** Opening The data block **

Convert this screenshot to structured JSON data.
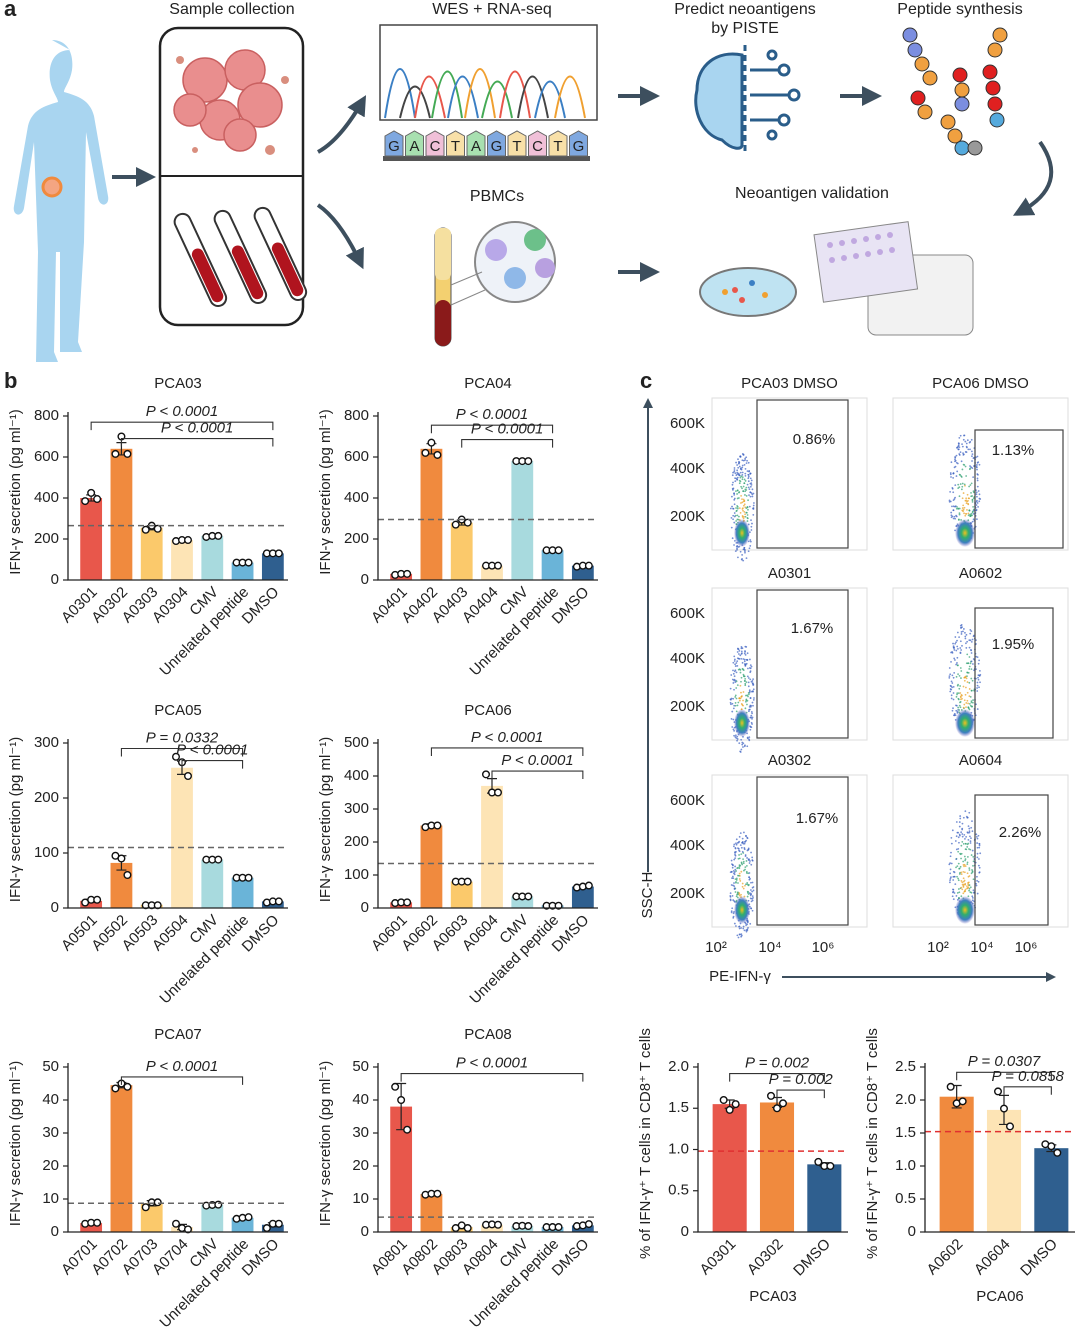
{
  "panel_labels": [
    "a",
    "b",
    "c"
  ],
  "diagram": {
    "sample": "Sample collection",
    "seq": "WES + RNA-seq",
    "predict": [
      "Predict neoantigens",
      "by PISTE"
    ],
    "synthesis": "Peptide synthesis",
    "pbmc": "PBMCs",
    "validation": "Neoantigen validation",
    "bases": [
      "G",
      "A",
      "C",
      "T",
      "A",
      "G",
      "T",
      "C",
      "T",
      "G"
    ]
  },
  "flow": {
    "y_axis_label": "SSC-H",
    "x_axis_label": "PE-IFN-γ",
    "yticks": [
      "600K",
      "400K",
      "200K"
    ],
    "xticks": [
      "10²",
      "10⁴",
      "10⁶"
    ],
    "panels": [
      {
        "title": "PCA03  DMSO",
        "percent": "0.86%"
      },
      {
        "title": "PCA06  DMSO",
        "percent": "1.13%"
      },
      {
        "title": "A0301",
        "percent": "1.67%"
      },
      {
        "title": "A0602",
        "percent": "1.95%"
      },
      {
        "title": "A0302",
        "percent": "1.67%"
      },
      {
        "title": "A0604",
        "percent": "2.26%"
      }
    ]
  },
  "chart_data": [
    {
      "type": "bar",
      "title": "PCA03",
      "y_axis_label": "IFN-γ secretion (pg ml⁻¹)",
      "categories": [
        "A0301",
        "A0302",
        "A0303",
        "A0304",
        "CMV",
        "Unrelated peptide",
        "DMSO"
      ],
      "values": [
        400,
        640,
        255,
        195,
        215,
        85,
        130
      ],
      "errors": [
        15,
        30,
        10,
        5,
        5,
        3,
        3
      ],
      "points": [
        [
          385,
          425,
          395
        ],
        [
          615,
          700,
          615
        ],
        [
          245,
          265,
          250
        ],
        [
          190,
          195,
          195
        ],
        [
          210,
          215,
          215
        ],
        [
          85,
          85,
          85
        ],
        [
          130,
          130,
          130
        ]
      ],
      "colors": [
        "#e8574b",
        "#f08a3e",
        "#fbc96b",
        "#fde4b5",
        "#a8dade",
        "#6ab4d8",
        "#2f5f8f"
      ],
      "ylim": [
        0,
        800
      ],
      "yticks": [
        0,
        200,
        400,
        600,
        800
      ],
      "threshold": 265,
      "threshold_color": "#666666",
      "annotations": [
        {
          "label": "P < 0.0001",
          "between": [
            "A0301",
            "DMSO"
          ],
          "y": 770
        },
        {
          "label": "P < 0.0001",
          "between": [
            "A0302",
            "DMSO"
          ],
          "y": 690
        }
      ]
    },
    {
      "type": "bar",
      "title": "PCA04",
      "y_axis_label": "IFN-γ secretion (pg ml⁻¹)",
      "categories": [
        "A0401",
        "A0402",
        "A0403",
        "A0404",
        "CMV",
        "Unrelated peptide",
        "DMSO"
      ],
      "values": [
        30,
        640,
        280,
        70,
        580,
        145,
        70
      ],
      "errors": [
        5,
        25,
        12,
        3,
        3,
        3,
        5
      ],
      "points": [
        [
          25,
          30,
          30
        ],
        [
          620,
          670,
          610
        ],
        [
          270,
          295,
          280
        ],
        [
          70,
          70,
          70
        ],
        [
          580,
          580,
          580
        ],
        [
          145,
          145,
          145
        ],
        [
          65,
          70,
          70
        ]
      ],
      "colors": [
        "#e8574b",
        "#f08a3e",
        "#fbc96b",
        "#fde4b5",
        "#a8dade",
        "#6ab4d8",
        "#2f5f8f"
      ],
      "ylim": [
        0,
        800
      ],
      "yticks": [
        0,
        200,
        400,
        600,
        800
      ],
      "threshold": 295,
      "threshold_color": "#666666",
      "annotations": [
        {
          "label": "P < 0.0001",
          "between": [
            "A0402",
            "Unrelated peptide"
          ],
          "y": 755
        },
        {
          "label": "P < 0.0001",
          "between": [
            "A0403",
            "Unrelated peptide"
          ],
          "y": 685
        }
      ]
    },
    {
      "type": "bar",
      "title": "PCA05",
      "y_axis_label": "IFN-γ secretion (pg ml⁻¹)",
      "categories": [
        "A0501",
        "A0502",
        "A0503",
        "A0504",
        "CMV",
        "Unrelated peptide",
        "DMSO"
      ],
      "values": [
        13,
        82,
        6,
        255,
        88,
        55,
        12
      ],
      "errors": [
        3,
        13,
        1,
        12,
        2,
        2,
        2
      ],
      "points": [
        [
          10,
          15,
          15
        ],
        [
          95,
          90,
          60
        ],
        [
          5,
          5,
          5
        ],
        [
          275,
          265,
          240
        ],
        [
          88,
          88,
          88
        ],
        [
          55,
          55,
          55
        ],
        [
          10,
          12,
          12
        ]
      ],
      "colors": [
        "#e8574b",
        "#f08a3e",
        "#fbc96b",
        "#fde4b5",
        "#a8dade",
        "#6ab4d8",
        "#2f5f8f"
      ],
      "ylim": [
        0,
        300
      ],
      "yticks": [
        0,
        100,
        200,
        300
      ],
      "threshold": 110,
      "threshold_color": "#666666",
      "annotations": [
        {
          "label": "P = 0.0332",
          "between": [
            "A0502",
            "Unrelated peptide"
          ],
          "y": 290
        },
        {
          "label": "P < 0.0001",
          "between": [
            "A0504",
            "Unrelated peptide"
          ],
          "y": 268
        }
      ]
    },
    {
      "type": "bar",
      "title": "PCA06",
      "y_axis_label": "IFN-γ secretion (pg ml⁻¹)",
      "categories": [
        "A0601",
        "A0602",
        "A0603",
        "A0604",
        "CMV",
        "Unrelated peptide",
        "DMSO"
      ],
      "values": [
        17,
        250,
        80,
        370,
        35,
        8,
        65
      ],
      "errors": [
        2,
        5,
        2,
        22,
        2,
        1,
        5
      ],
      "points": [
        [
          15,
          17,
          17
        ],
        [
          245,
          250,
          250
        ],
        [
          80,
          80,
          80
        ],
        [
          405,
          350,
          350
        ],
        [
          35,
          35,
          35
        ],
        [
          7,
          7,
          7
        ],
        [
          62,
          65,
          68
        ]
      ],
      "colors": [
        "#e8574b",
        "#f08a3e",
        "#fbc96b",
        "#fde4b5",
        "#a8dade",
        "#6ab4d8",
        "#2f5f8f"
      ],
      "ylim": [
        0,
        500
      ],
      "yticks": [
        0,
        100,
        200,
        300,
        400,
        500
      ],
      "threshold": 135,
      "threshold_color": "#666666",
      "annotations": [
        {
          "label": "P < 0.0001",
          "between": [
            "A0602",
            "DMSO"
          ],
          "y": 485
        },
        {
          "label": "P < 0.0001",
          "between": [
            "A0604",
            "DMSO"
          ],
          "y": 415
        }
      ]
    },
    {
      "type": "bar",
      "title": "PCA07",
      "y_axis_label": "IFN-γ secretion (pg ml⁻¹)",
      "categories": [
        "A0701",
        "A0702",
        "A0703",
        "A0704",
        "CMV",
        "Unrelated peptide",
        "DMSO"
      ],
      "values": [
        2.7,
        44.5,
        8.7,
        1.5,
        8.2,
        4.3,
        2.2
      ],
      "errors": [
        0.3,
        0.8,
        0.8,
        0.8,
        0.3,
        0.3,
        0.6
      ],
      "points": [
        [
          2.5,
          2.8,
          2.8
        ],
        [
          43.5,
          45,
          44
        ],
        [
          7.5,
          9,
          9
        ],
        [
          2.5,
          1.2,
          0.8
        ],
        [
          8,
          8.2,
          8.3
        ],
        [
          4,
          4.3,
          4.5
        ],
        [
          1.2,
          2.5,
          2.5
        ]
      ],
      "colors": [
        "#e8574b",
        "#f08a3e",
        "#fbc96b",
        "#fde4b5",
        "#a8dade",
        "#6ab4d8",
        "#2f5f8f"
      ],
      "ylim": [
        0,
        50
      ],
      "yticks": [
        0,
        10,
        20,
        30,
        40,
        50
      ],
      "threshold": 8.7,
      "threshold_color": "#666666",
      "annotations": [
        {
          "label": "P < 0.0001",
          "between": [
            "A0702",
            "Unrelated peptide"
          ],
          "y": 47
        }
      ]
    },
    {
      "type": "bar",
      "title": "PCA08",
      "y_axis_label": "IFN-γ secretion (pg ml⁻¹)",
      "categories": [
        "A0801",
        "A0802",
        "A0803",
        "A0804",
        "CMV",
        "Unrelated peptide",
        "DMSO"
      ],
      "values": [
        38,
        11.5,
        1.5,
        2.2,
        1.8,
        1.5,
        2
      ],
      "errors": [
        7,
        0.3,
        0.5,
        0.1,
        0.1,
        0.1,
        0.3
      ],
      "points": [
        [
          44,
          40,
          31
        ],
        [
          11.3,
          11.6,
          11.6
        ],
        [
          1.2,
          2,
          1.2
        ],
        [
          2.2,
          2.3,
          2.2
        ],
        [
          1.8,
          1.9,
          1.8
        ],
        [
          1.5,
          1.5,
          1.5
        ],
        [
          1.8,
          2,
          2.4
        ]
      ],
      "colors": [
        "#e8574b",
        "#f08a3e",
        "#fbc96b",
        "#fde4b5",
        "#a8dade",
        "#6ab4d8",
        "#2f5f8f"
      ],
      "ylim": [
        0,
        50
      ],
      "yticks": [
        0,
        10,
        20,
        30,
        40,
        50
      ],
      "threshold": 4.5,
      "threshold_color": "#666666",
      "annotations": [
        {
          "label": "P < 0.0001",
          "between": [
            "A0801",
            "DMSO"
          ],
          "y": 48
        }
      ]
    },
    {
      "type": "bar",
      "x_axis_label": "PCA03",
      "y_axis_label": "% of IFN-γ⁺ T cells in CD8⁺ T cells",
      "categories": [
        "A0301",
        "A0302",
        "DMSO"
      ],
      "values": [
        1.55,
        1.57,
        0.82
      ],
      "errors": [
        0.05,
        0.06,
        0.02
      ],
      "points": [
        [
          1.6,
          1.48,
          1.55
        ],
        [
          1.65,
          1.5,
          1.56
        ],
        [
          0.85,
          0.8,
          0.8
        ]
      ],
      "colors": [
        "#e8574b",
        "#f08a3e",
        "#2f5f8f"
      ],
      "ylim": [
        0,
        2
      ],
      "yticks": [
        0,
        0.5,
        {
          "value": 1,
          "label": "1.0"
        },
        1.5,
        {
          "value": 2,
          "label": "2.0"
        }
      ],
      "threshold": 0.98,
      "threshold_color": "#e03030",
      "annotations": [
        {
          "label": "P = 0.002",
          "between": [
            "A0301",
            "DMSO"
          ],
          "y": 1.92
        },
        {
          "label": "P = 0.002",
          "between": [
            "A0302",
            "DMSO"
          ],
          "y": 1.72
        }
      ]
    },
    {
      "type": "bar",
      "x_axis_label": "PCA06",
      "y_axis_label": "% of IFN-γ⁺ T cells in CD8⁺ T cells",
      "categories": [
        "A0602",
        "A0604",
        "DMSO"
      ],
      "values": [
        2.05,
        1.85,
        1.27
      ],
      "errors": [
        0.17,
        0.22,
        0.05
      ],
      "points": [
        [
          2.2,
          1.95,
          1.98
        ],
        [
          2.13,
          1.87,
          1.6
        ],
        [
          1.33,
          1.3,
          1.2
        ]
      ],
      "colors": [
        "#f08a3e",
        "#fde4b5",
        "#2f5f8f"
      ],
      "ylim": [
        0,
        2.5
      ],
      "yticks": [
        0,
        0.5,
        {
          "value": 1,
          "label": "1.0"
        },
        1.5,
        {
          "value": 2,
          "label": "2.0"
        },
        2.5
      ],
      "threshold": 1.52,
      "threshold_color": "#e03030",
      "annotations": [
        {
          "label": "P = 0.0307",
          "between": [
            "A0602",
            "DMSO"
          ],
          "y": 2.42
        },
        {
          "label": "P = 0.0858",
          "between": [
            "A0604",
            "DMSO"
          ],
          "y": 2.2
        }
      ]
    }
  ]
}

** Closing The data block **

▶ Description of the task
Using the data above, work out how many lines include the word "percent" and give only that number.

▶ Response to the exercise
6